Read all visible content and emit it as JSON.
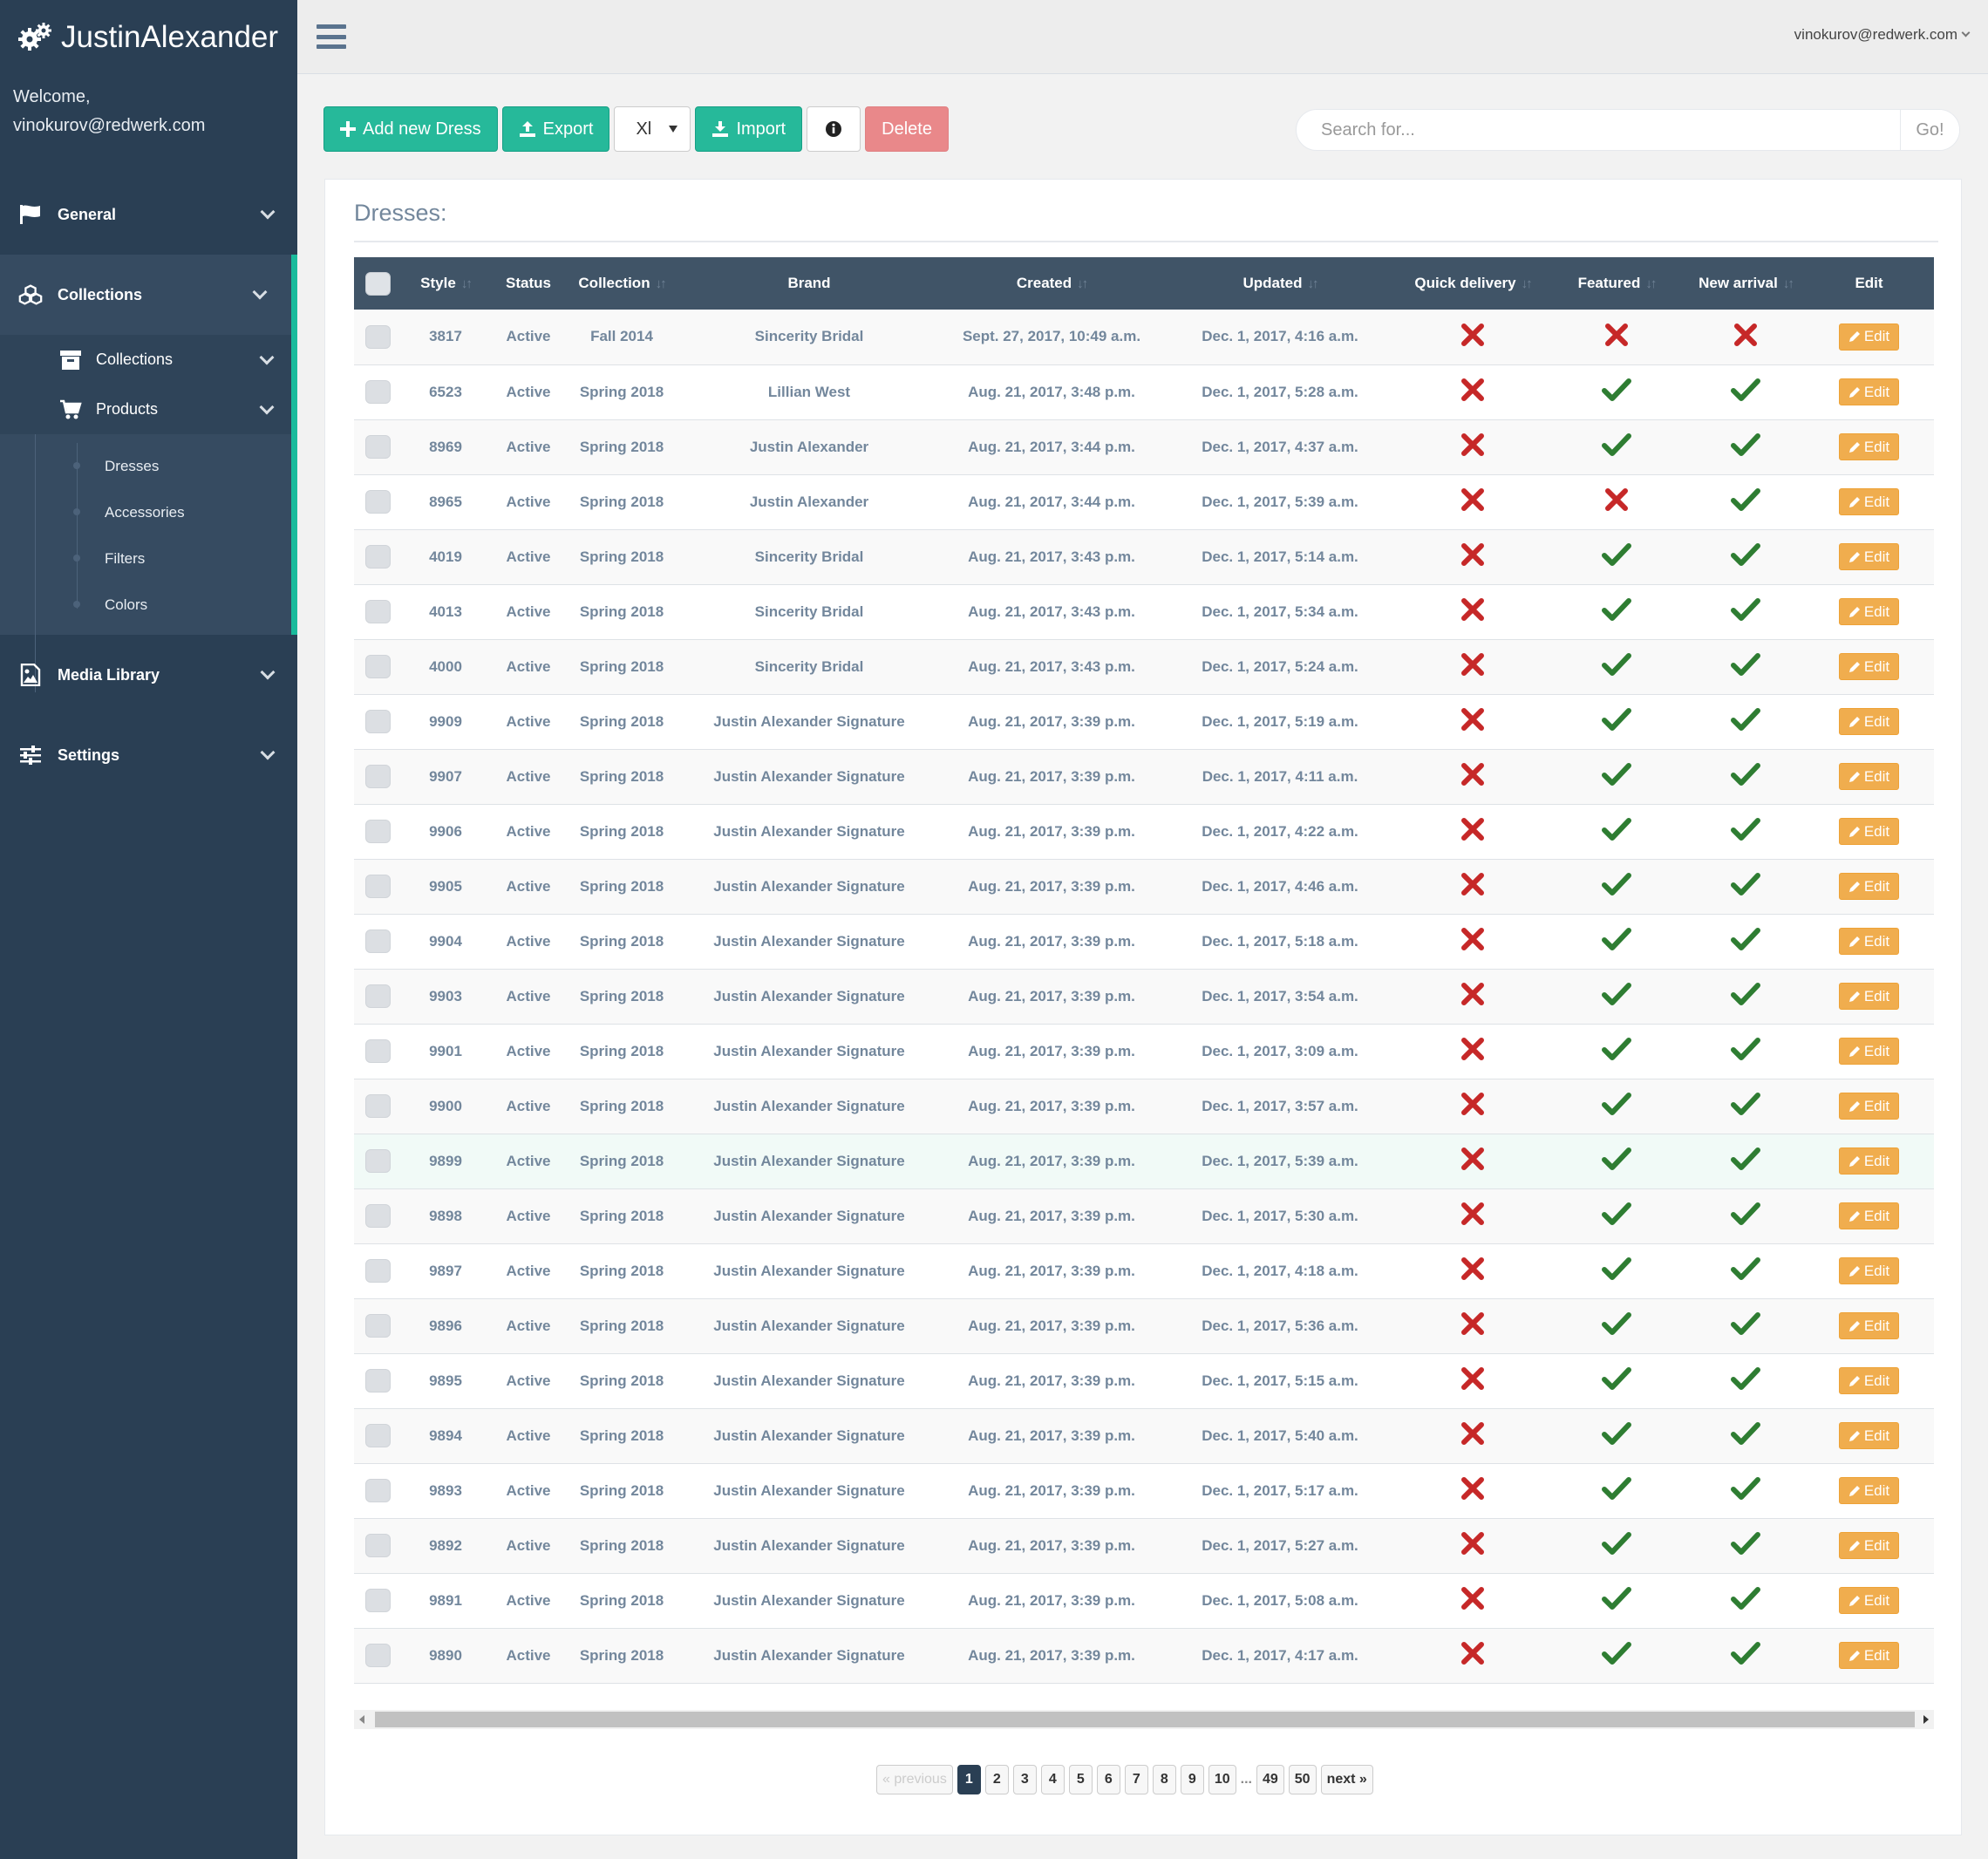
{
  "app": {
    "brand": "JustinAlexander",
    "welcome_label": "Welcome,",
    "user_email": "vinokurov@redwerk.com"
  },
  "sidebar": {
    "general": "General",
    "collections": "Collections",
    "sub_collections": "Collections",
    "products": "Products",
    "leaves": [
      "Dresses",
      "Accessories",
      "Filters",
      "Colors"
    ],
    "media_library": "Media Library",
    "settings": "Settings"
  },
  "toolbar": {
    "add_label": "Add new Dress",
    "export_label": "Export",
    "format_value": "Xl",
    "import_label": "Import",
    "delete_label": "Delete"
  },
  "search": {
    "placeholder": "Search for...",
    "go_label": "Go!"
  },
  "panel": {
    "title": "Dresses:"
  },
  "table": {
    "columns": [
      "Style",
      "Status",
      "Collection",
      "Brand",
      "Created",
      "Updated",
      "Quick delivery",
      "Featured",
      "New arrival",
      "Edit"
    ],
    "edit_label": "Edit",
    "rows": [
      {
        "style": "3817",
        "status": "Active",
        "collection": "Fall 2014",
        "brand": "Sincerity Bridal",
        "created": "Sept. 27, 2017, 10:49 a.m.",
        "updated": "Dec. 1, 2017, 4:16 a.m.",
        "quick": false,
        "featured": false,
        "new": false
      },
      {
        "style": "6523",
        "status": "Active",
        "collection": "Spring 2018",
        "brand": "Lillian West",
        "created": "Aug. 21, 2017, 3:48 p.m.",
        "updated": "Dec. 1, 2017, 5:28 a.m.",
        "quick": false,
        "featured": true,
        "new": true
      },
      {
        "style": "8969",
        "status": "Active",
        "collection": "Spring 2018",
        "brand": "Justin Alexander",
        "created": "Aug. 21, 2017, 3:44 p.m.",
        "updated": "Dec. 1, 2017, 4:37 a.m.",
        "quick": false,
        "featured": true,
        "new": true
      },
      {
        "style": "8965",
        "status": "Active",
        "collection": "Spring 2018",
        "brand": "Justin Alexander",
        "created": "Aug. 21, 2017, 3:44 p.m.",
        "updated": "Dec. 1, 2017, 5:39 a.m.",
        "quick": false,
        "featured": false,
        "new": true
      },
      {
        "style": "4019",
        "status": "Active",
        "collection": "Spring 2018",
        "brand": "Sincerity Bridal",
        "created": "Aug. 21, 2017, 3:43 p.m.",
        "updated": "Dec. 1, 2017, 5:14 a.m.",
        "quick": false,
        "featured": true,
        "new": true
      },
      {
        "style": "4013",
        "status": "Active",
        "collection": "Spring 2018",
        "brand": "Sincerity Bridal",
        "created": "Aug. 21, 2017, 3:43 p.m.",
        "updated": "Dec. 1, 2017, 5:34 a.m.",
        "quick": false,
        "featured": true,
        "new": true
      },
      {
        "style": "4000",
        "status": "Active",
        "collection": "Spring 2018",
        "brand": "Sincerity Bridal",
        "created": "Aug. 21, 2017, 3:43 p.m.",
        "updated": "Dec. 1, 2017, 5:24 a.m.",
        "quick": false,
        "featured": true,
        "new": true
      },
      {
        "style": "9909",
        "status": "Active",
        "collection": "Spring 2018",
        "brand": "Justin Alexander Signature",
        "created": "Aug. 21, 2017, 3:39 p.m.",
        "updated": "Dec. 1, 2017, 5:19 a.m.",
        "quick": false,
        "featured": true,
        "new": true
      },
      {
        "style": "9907",
        "status": "Active",
        "collection": "Spring 2018",
        "brand": "Justin Alexander Signature",
        "created": "Aug. 21, 2017, 3:39 p.m.",
        "updated": "Dec. 1, 2017, 4:11 a.m.",
        "quick": false,
        "featured": true,
        "new": true
      },
      {
        "style": "9906",
        "status": "Active",
        "collection": "Spring 2018",
        "brand": "Justin Alexander Signature",
        "created": "Aug. 21, 2017, 3:39 p.m.",
        "updated": "Dec. 1, 2017, 4:22 a.m.",
        "quick": false,
        "featured": true,
        "new": true
      },
      {
        "style": "9905",
        "status": "Active",
        "collection": "Spring 2018",
        "brand": "Justin Alexander Signature",
        "created": "Aug. 21, 2017, 3:39 p.m.",
        "updated": "Dec. 1, 2017, 4:46 a.m.",
        "quick": false,
        "featured": true,
        "new": true
      },
      {
        "style": "9904",
        "status": "Active",
        "collection": "Spring 2018",
        "brand": "Justin Alexander Signature",
        "created": "Aug. 21, 2017, 3:39 p.m.",
        "updated": "Dec. 1, 2017, 5:18 a.m.",
        "quick": false,
        "featured": true,
        "new": true
      },
      {
        "style": "9903",
        "status": "Active",
        "collection": "Spring 2018",
        "brand": "Justin Alexander Signature",
        "created": "Aug. 21, 2017, 3:39 p.m.",
        "updated": "Dec. 1, 2017, 3:54 a.m.",
        "quick": false,
        "featured": true,
        "new": true
      },
      {
        "style": "9901",
        "status": "Active",
        "collection": "Spring 2018",
        "brand": "Justin Alexander Signature",
        "created": "Aug. 21, 2017, 3:39 p.m.",
        "updated": "Dec. 1, 2017, 3:09 a.m.",
        "quick": false,
        "featured": true,
        "new": true
      },
      {
        "style": "9900",
        "status": "Active",
        "collection": "Spring 2018",
        "brand": "Justin Alexander Signature",
        "created": "Aug. 21, 2017, 3:39 p.m.",
        "updated": "Dec. 1, 2017, 3:57 a.m.",
        "quick": false,
        "featured": true,
        "new": true
      },
      {
        "style": "9899",
        "status": "Active",
        "collection": "Spring 2018",
        "brand": "Justin Alexander Signature",
        "created": "Aug. 21, 2017, 3:39 p.m.",
        "updated": "Dec. 1, 2017, 5:39 a.m.",
        "quick": false,
        "featured": true,
        "new": true
      },
      {
        "style": "9898",
        "status": "Active",
        "collection": "Spring 2018",
        "brand": "Justin Alexander Signature",
        "created": "Aug. 21, 2017, 3:39 p.m.",
        "updated": "Dec. 1, 2017, 5:30 a.m.",
        "quick": false,
        "featured": true,
        "new": true
      },
      {
        "style": "9897",
        "status": "Active",
        "collection": "Spring 2018",
        "brand": "Justin Alexander Signature",
        "created": "Aug. 21, 2017, 3:39 p.m.",
        "updated": "Dec. 1, 2017, 4:18 a.m.",
        "quick": false,
        "featured": true,
        "new": true
      },
      {
        "style": "9896",
        "status": "Active",
        "collection": "Spring 2018",
        "brand": "Justin Alexander Signature",
        "created": "Aug. 21, 2017, 3:39 p.m.",
        "updated": "Dec. 1, 2017, 5:36 a.m.",
        "quick": false,
        "featured": true,
        "new": true
      },
      {
        "style": "9895",
        "status": "Active",
        "collection": "Spring 2018",
        "brand": "Justin Alexander Signature",
        "created": "Aug. 21, 2017, 3:39 p.m.",
        "updated": "Dec. 1, 2017, 5:15 a.m.",
        "quick": false,
        "featured": true,
        "new": true
      },
      {
        "style": "9894",
        "status": "Active",
        "collection": "Spring 2018",
        "brand": "Justin Alexander Signature",
        "created": "Aug. 21, 2017, 3:39 p.m.",
        "updated": "Dec. 1, 2017, 5:40 a.m.",
        "quick": false,
        "featured": true,
        "new": true
      },
      {
        "style": "9893",
        "status": "Active",
        "collection": "Spring 2018",
        "brand": "Justin Alexander Signature",
        "created": "Aug. 21, 2017, 3:39 p.m.",
        "updated": "Dec. 1, 2017, 5:17 a.m.",
        "quick": false,
        "featured": true,
        "new": true
      },
      {
        "style": "9892",
        "status": "Active",
        "collection": "Spring 2018",
        "brand": "Justin Alexander Signature",
        "created": "Aug. 21, 2017, 3:39 p.m.",
        "updated": "Dec. 1, 2017, 5:27 a.m.",
        "quick": false,
        "featured": true,
        "new": true
      },
      {
        "style": "9891",
        "status": "Active",
        "collection": "Spring 2018",
        "brand": "Justin Alexander Signature",
        "created": "Aug. 21, 2017, 3:39 p.m.",
        "updated": "Dec. 1, 2017, 5:08 a.m.",
        "quick": false,
        "featured": true,
        "new": true
      },
      {
        "style": "9890",
        "status": "Active",
        "collection": "Spring 2018",
        "brand": "Justin Alexander Signature",
        "created": "Aug. 21, 2017, 3:39 p.m.",
        "updated": "Dec. 1, 2017, 4:17 a.m.",
        "quick": false,
        "featured": true,
        "new": true
      }
    ]
  },
  "pagination": {
    "previous": "« previous",
    "pages": [
      "1",
      "2",
      "3",
      "4",
      "5",
      "6",
      "7",
      "8",
      "9",
      "10"
    ],
    "ellipsis": "...",
    "tail_pages": [
      "49",
      "50"
    ],
    "current": "1",
    "next": "next »"
  },
  "colors": {
    "sidebar": "#2a3f54",
    "accent_green": "#26b99a",
    "delete_red": "#e9888a",
    "edit_orange": "#f0ad4e",
    "check_green": "#2e7d32",
    "cross_red": "#c62828"
  }
}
------------------------------------------------------------
- **WRITTEN PROBLEM**:
Copy each line of the listing that includes "Collections".

- **RIGHT ANSWER**:
    "collections": "Collections",
    "sub_collections": "Collections",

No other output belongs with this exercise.